**EXERCISE INSTRUCTIONS**
Reproduce all of the data exactly, with no line skipped.

**RECORD EXCERPTS**
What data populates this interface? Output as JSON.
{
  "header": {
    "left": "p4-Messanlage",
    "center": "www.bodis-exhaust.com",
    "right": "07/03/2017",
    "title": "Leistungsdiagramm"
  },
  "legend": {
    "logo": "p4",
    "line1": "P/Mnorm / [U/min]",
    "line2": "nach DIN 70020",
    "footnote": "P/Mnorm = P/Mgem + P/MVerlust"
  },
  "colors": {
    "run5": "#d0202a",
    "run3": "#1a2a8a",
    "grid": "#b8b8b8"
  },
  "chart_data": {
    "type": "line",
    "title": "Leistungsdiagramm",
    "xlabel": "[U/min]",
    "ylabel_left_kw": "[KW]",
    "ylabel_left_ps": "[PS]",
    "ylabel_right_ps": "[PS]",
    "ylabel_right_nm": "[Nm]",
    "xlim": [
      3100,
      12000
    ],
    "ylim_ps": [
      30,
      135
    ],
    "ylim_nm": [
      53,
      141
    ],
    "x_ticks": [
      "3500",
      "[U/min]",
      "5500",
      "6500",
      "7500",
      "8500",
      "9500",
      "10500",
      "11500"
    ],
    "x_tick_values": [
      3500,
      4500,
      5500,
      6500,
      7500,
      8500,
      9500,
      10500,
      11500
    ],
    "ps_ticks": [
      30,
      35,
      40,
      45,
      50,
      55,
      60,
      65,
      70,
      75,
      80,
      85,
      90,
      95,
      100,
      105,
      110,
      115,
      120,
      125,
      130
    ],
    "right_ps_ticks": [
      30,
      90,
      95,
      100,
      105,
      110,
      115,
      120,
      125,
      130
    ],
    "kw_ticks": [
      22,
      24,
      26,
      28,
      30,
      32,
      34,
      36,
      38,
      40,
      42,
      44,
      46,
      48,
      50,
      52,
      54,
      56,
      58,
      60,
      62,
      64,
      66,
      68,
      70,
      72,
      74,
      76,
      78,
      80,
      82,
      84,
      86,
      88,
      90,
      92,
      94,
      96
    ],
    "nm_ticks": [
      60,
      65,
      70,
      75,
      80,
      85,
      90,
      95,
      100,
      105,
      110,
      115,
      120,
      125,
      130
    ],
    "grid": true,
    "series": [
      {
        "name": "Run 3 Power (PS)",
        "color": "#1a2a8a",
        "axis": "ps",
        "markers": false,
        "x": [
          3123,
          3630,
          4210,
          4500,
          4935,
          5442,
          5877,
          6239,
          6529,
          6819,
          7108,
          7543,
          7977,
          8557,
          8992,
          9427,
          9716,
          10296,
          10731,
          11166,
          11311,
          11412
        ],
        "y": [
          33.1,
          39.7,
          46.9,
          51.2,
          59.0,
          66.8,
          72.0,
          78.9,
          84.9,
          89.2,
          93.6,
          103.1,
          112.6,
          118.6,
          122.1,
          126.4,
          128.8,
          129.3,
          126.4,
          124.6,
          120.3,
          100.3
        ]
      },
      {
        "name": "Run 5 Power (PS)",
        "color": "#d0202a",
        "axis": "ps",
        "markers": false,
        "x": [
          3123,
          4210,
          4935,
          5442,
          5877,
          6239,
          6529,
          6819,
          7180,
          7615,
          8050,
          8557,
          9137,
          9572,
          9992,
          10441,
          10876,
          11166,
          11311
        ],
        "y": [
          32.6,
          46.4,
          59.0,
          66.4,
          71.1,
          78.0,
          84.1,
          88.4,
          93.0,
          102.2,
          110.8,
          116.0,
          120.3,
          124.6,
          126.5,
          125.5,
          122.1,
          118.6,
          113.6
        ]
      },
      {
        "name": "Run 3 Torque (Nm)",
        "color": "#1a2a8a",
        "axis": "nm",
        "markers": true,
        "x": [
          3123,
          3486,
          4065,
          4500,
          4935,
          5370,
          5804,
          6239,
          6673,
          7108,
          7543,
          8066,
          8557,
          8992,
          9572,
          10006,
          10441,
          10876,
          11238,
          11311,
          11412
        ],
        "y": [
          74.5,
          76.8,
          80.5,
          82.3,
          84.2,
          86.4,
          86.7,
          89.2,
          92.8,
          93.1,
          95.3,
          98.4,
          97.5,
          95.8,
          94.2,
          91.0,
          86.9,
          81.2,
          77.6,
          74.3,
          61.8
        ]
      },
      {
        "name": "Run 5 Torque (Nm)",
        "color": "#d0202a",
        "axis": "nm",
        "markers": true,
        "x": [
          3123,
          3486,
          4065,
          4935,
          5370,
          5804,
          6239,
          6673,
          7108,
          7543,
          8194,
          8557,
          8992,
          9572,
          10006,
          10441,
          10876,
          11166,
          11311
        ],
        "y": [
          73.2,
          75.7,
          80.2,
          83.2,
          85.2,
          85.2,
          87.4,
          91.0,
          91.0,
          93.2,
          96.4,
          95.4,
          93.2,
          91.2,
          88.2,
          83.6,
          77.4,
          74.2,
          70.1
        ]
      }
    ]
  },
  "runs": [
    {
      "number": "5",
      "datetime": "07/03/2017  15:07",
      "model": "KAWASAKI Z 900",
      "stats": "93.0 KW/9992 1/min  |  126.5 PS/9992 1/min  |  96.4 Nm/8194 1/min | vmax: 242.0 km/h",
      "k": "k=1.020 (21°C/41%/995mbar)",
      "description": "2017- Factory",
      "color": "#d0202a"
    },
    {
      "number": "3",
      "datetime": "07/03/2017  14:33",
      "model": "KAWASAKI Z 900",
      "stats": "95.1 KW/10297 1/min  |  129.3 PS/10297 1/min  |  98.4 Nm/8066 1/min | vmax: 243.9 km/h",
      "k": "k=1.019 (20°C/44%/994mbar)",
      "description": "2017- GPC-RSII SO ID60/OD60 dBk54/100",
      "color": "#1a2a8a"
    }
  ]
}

**SOLUTION**
What data populates this interface? Output as JSON.
{
  "header": {
    "left": "p4-Messanlage",
    "center": "www.bodis-exhaust.com",
    "right": "07/03/2017",
    "title": "Leistungsdiagramm"
  },
  "legend": {
    "logo": "p4",
    "line1": "P/Mnorm / [U/min]",
    "line2": "nach DIN 70020",
    "footnote": "P/Mnorm = P/Mgem + P/MVerlust"
  },
  "colors": {
    "run5": "#d0202a",
    "run3": "#1a2a8a",
    "grid": "#b8b8b8"
  },
  "chart_data": {
    "type": "line",
    "title": "Leistungsdiagramm",
    "xlabel": "[U/min]",
    "ylabel_left_kw": "[KW]",
    "ylabel_left_ps": "[PS]",
    "ylabel_right_ps": "[PS]",
    "ylabel_right_nm": "[Nm]",
    "xlim": [
      3100,
      12000
    ],
    "ylim_ps": [
      30,
      135
    ],
    "ylim_nm": [
      53,
      141
    ],
    "x_ticks": [
      "3500",
      "[U/min]",
      "5500",
      "6500",
      "7500",
      "8500",
      "9500",
      "10500",
      "11500"
    ],
    "x_tick_values": [
      3500,
      4500,
      5500,
      6500,
      7500,
      8500,
      9500,
      10500,
      11500
    ],
    "ps_ticks": [
      30,
      35,
      40,
      45,
      50,
      55,
      60,
      65,
      70,
      75,
      80,
      85,
      90,
      95,
      100,
      105,
      110,
      115,
      120,
      125,
      130
    ],
    "right_ps_ticks": [
      30,
      90,
      95,
      100,
      105,
      110,
      115,
      120,
      125,
      130
    ],
    "kw_ticks": [
      22,
      24,
      26,
      28,
      30,
      32,
      34,
      36,
      38,
      40,
      42,
      44,
      46,
      48,
      50,
      52,
      54,
      56,
      58,
      60,
      62,
      64,
      66,
      68,
      70,
      72,
      74,
      76,
      78,
      80,
      82,
      84,
      86,
      88,
      90,
      92,
      94,
      96
    ],
    "nm_ticks": [
      60,
      65,
      70,
      75,
      80,
      85,
      90,
      95,
      100,
      105,
      110,
      115,
      120,
      125,
      130
    ],
    "grid": true,
    "series": [
      {
        "name": "Run 3 Power (PS)",
        "color": "#1a2a8a",
        "axis": "ps",
        "markers": false,
        "x": [
          3123,
          3630,
          4210,
          4500,
          4935,
          5442,
          5877,
          6239,
          6529,
          6819,
          7108,
          7543,
          7977,
          8557,
          8992,
          9427,
          9716,
          10296,
          10731,
          11166,
          11311,
          11412
        ],
        "y": [
          33.1,
          39.7,
          46.9,
          51.2,
          59.0,
          66.8,
          72.0,
          78.9,
          84.9,
          89.2,
          93.6,
          103.1,
          112.6,
          118.6,
          122.1,
          126.4,
          128.8,
          129.3,
          126.4,
          124.6,
          120.3,
          100.3
        ]
      },
      {
        "name": "Run 5 Power (PS)",
        "color": "#d0202a",
        "axis": "ps",
        "markers": false,
        "x": [
          3123,
          4210,
          4935,
          5442,
          5877,
          6239,
          6529,
          6819,
          7180,
          7615,
          8050,
          8557,
          9137,
          9572,
          9992,
          10441,
          10876,
          11166,
          11311
        ],
        "y": [
          32.6,
          46.4,
          59.0,
          66.4,
          71.1,
          78.0,
          84.1,
          88.4,
          93.0,
          102.2,
          110.8,
          116.0,
          120.3,
          124.6,
          126.5,
          125.5,
          122.1,
          118.6,
          113.6
        ]
      },
      {
        "name": "Run 3 Torque (Nm)",
        "color": "#1a2a8a",
        "axis": "nm",
        "markers": true,
        "x": [
          3123,
          3486,
          4065,
          4500,
          4935,
          5370,
          5804,
          6239,
          6673,
          7108,
          7543,
          8066,
          8557,
          8992,
          9572,
          10006,
          10441,
          10876,
          11238,
          11311,
          11412
        ],
        "y": [
          74.5,
          76.8,
          80.5,
          82.3,
          84.2,
          86.4,
          86.7,
          89.2,
          92.8,
          93.1,
          95.3,
          98.4,
          97.5,
          95.8,
          94.2,
          91.0,
          86.9,
          81.2,
          77.6,
          74.3,
          61.8
        ]
      },
      {
        "name": "Run 5 Torque (Nm)",
        "color": "#d0202a",
        "axis": "nm",
        "markers": true,
        "x": [
          3123,
          3486,
          4065,
          4935,
          5370,
          5804,
          6239,
          6673,
          7108,
          7543,
          8194,
          8557,
          8992,
          9572,
          10006,
          10441,
          10876,
          11166,
          11311
        ],
        "y": [
          73.2,
          75.7,
          80.2,
          83.2,
          85.2,
          85.2,
          87.4,
          91.0,
          91.0,
          93.2,
          96.4,
          95.4,
          93.2,
          91.2,
          88.2,
          83.6,
          77.4,
          74.2,
          70.1
        ]
      }
    ]
  },
  "runs": [
    {
      "number": "5",
      "datetime": "07/03/2017  15:07",
      "model": "KAWASAKI Z 900",
      "stats": "93.0 KW/9992 1/min  |  126.5 PS/9992 1/min  |  96.4 Nm/8194 1/min | vmax: 242.0 km/h",
      "k": "k=1.020 (21°C/41%/995mbar)",
      "description": "2017- Factory",
      "color": "#d0202a"
    },
    {
      "number": "3",
      "datetime": "07/03/2017  14:33",
      "model": "KAWASAKI Z 900",
      "stats": "95.1 KW/10297 1/min  |  129.3 PS/10297 1/min  |  98.4 Nm/8066 1/min | vmax: 243.9 km/h",
      "k": "k=1.019 (20°C/44%/994mbar)",
      "description": "2017- GPC-RSII SO ID60/OD60 dBk54/100",
      "color": "#1a2a8a"
    }
  ]
}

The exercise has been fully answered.